[Records excerpted from a collection]
──────────

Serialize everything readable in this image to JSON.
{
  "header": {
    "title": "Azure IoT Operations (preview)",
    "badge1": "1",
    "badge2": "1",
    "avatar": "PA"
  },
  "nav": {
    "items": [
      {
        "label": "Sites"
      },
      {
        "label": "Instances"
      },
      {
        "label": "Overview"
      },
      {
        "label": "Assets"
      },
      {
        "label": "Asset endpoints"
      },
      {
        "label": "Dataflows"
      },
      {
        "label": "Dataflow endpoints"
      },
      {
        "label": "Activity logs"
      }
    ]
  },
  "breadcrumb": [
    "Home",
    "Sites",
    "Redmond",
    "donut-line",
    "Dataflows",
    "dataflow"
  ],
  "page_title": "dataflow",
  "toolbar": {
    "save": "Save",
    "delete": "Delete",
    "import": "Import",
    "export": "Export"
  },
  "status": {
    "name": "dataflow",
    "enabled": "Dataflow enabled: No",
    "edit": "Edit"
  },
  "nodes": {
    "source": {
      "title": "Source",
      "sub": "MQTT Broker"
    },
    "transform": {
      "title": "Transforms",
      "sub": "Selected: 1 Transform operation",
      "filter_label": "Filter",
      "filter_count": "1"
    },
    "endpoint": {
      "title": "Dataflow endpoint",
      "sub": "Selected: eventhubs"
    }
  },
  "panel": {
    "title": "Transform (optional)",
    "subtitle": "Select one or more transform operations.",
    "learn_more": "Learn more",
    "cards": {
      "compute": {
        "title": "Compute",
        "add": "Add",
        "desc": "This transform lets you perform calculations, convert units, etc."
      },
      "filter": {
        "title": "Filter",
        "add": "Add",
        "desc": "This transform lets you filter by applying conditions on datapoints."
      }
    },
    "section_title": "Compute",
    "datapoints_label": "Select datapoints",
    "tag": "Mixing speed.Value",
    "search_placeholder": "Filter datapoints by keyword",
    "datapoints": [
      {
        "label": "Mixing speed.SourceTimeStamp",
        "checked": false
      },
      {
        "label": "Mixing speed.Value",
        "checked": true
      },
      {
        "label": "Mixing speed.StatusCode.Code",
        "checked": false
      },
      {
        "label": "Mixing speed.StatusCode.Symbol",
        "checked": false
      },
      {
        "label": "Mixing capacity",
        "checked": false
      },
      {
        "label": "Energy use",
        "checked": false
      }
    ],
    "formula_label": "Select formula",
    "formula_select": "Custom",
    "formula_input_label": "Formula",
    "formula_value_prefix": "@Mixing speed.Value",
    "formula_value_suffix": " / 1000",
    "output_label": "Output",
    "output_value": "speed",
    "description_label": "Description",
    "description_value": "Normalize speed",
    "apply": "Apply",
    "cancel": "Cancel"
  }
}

──────────

REQUEST:
Check the records above line by line and tally those holding the string "Mixing". Answer with the number only.

ANSWER TO THE TASK:
7